Task instructions: Repeat every line of the listing below exactly, minus the pictures.

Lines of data
........
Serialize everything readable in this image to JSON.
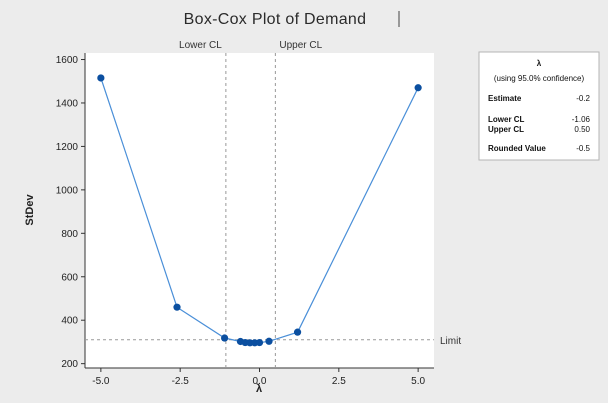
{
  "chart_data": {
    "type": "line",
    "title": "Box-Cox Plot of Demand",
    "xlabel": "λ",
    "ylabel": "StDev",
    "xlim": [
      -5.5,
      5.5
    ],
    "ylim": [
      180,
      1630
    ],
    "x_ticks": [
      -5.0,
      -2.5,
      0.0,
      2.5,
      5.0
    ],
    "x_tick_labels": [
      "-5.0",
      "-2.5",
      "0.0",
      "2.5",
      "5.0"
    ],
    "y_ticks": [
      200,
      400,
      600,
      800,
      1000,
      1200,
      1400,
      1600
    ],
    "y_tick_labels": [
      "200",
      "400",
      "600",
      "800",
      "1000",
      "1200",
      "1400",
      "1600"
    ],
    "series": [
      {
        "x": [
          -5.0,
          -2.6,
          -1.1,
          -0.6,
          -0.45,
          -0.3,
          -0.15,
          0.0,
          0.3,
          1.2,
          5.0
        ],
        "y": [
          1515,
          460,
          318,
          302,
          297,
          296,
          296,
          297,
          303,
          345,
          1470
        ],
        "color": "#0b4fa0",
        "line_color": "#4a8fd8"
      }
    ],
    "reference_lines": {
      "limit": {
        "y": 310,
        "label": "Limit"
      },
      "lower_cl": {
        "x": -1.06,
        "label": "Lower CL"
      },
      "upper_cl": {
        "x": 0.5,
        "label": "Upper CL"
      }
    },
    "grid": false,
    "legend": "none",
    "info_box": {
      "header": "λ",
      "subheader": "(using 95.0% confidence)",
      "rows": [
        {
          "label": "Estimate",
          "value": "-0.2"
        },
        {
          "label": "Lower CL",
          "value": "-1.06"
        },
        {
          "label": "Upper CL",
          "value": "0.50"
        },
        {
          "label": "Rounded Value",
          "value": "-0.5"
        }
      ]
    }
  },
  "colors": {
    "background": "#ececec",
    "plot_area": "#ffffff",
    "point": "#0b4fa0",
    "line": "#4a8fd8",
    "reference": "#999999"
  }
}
........
Exercise answer:
Serialize everything readable in this image to JSON.
{
  "chart_data": {
    "type": "line",
    "title": "Box-Cox Plot of Demand",
    "xlabel": "λ",
    "ylabel": "StDev",
    "xlim": [
      -5.5,
      5.5
    ],
    "ylim": [
      180,
      1630
    ],
    "x_ticks": [
      -5.0,
      -2.5,
      0.0,
      2.5,
      5.0
    ],
    "x_tick_labels": [
      "-5.0",
      "-2.5",
      "0.0",
      "2.5",
      "5.0"
    ],
    "y_ticks": [
      200,
      400,
      600,
      800,
      1000,
      1200,
      1400,
      1600
    ],
    "y_tick_labels": [
      "200",
      "400",
      "600",
      "800",
      "1000",
      "1200",
      "1400",
      "1600"
    ],
    "series": [
      {
        "x": [
          -5.0,
          -2.6,
          -1.1,
          -0.6,
          -0.45,
          -0.3,
          -0.15,
          0.0,
          0.3,
          1.2,
          5.0
        ],
        "y": [
          1515,
          460,
          318,
          302,
          297,
          296,
          296,
          297,
          303,
          345,
          1470
        ],
        "color": "#0b4fa0",
        "line_color": "#4a8fd8"
      }
    ],
    "reference_lines": {
      "limit": {
        "y": 310,
        "label": "Limit"
      },
      "lower_cl": {
        "x": -1.06,
        "label": "Lower CL"
      },
      "upper_cl": {
        "x": 0.5,
        "label": "Upper CL"
      }
    },
    "grid": false,
    "legend": "none",
    "info_box": {
      "header": "λ",
      "subheader": "(using 95.0% confidence)",
      "rows": [
        {
          "label": "Estimate",
          "value": "-0.2"
        },
        {
          "label": "Lower CL",
          "value": "-1.06"
        },
        {
          "label": "Upper CL",
          "value": "0.50"
        },
        {
          "label": "Rounded Value",
          "value": "-0.5"
        }
      ]
    }
  },
  "colors": {
    "background": "#ececec",
    "plot_area": "#ffffff",
    "point": "#0b4fa0",
    "line": "#4a8fd8",
    "reference": "#999999"
  }
}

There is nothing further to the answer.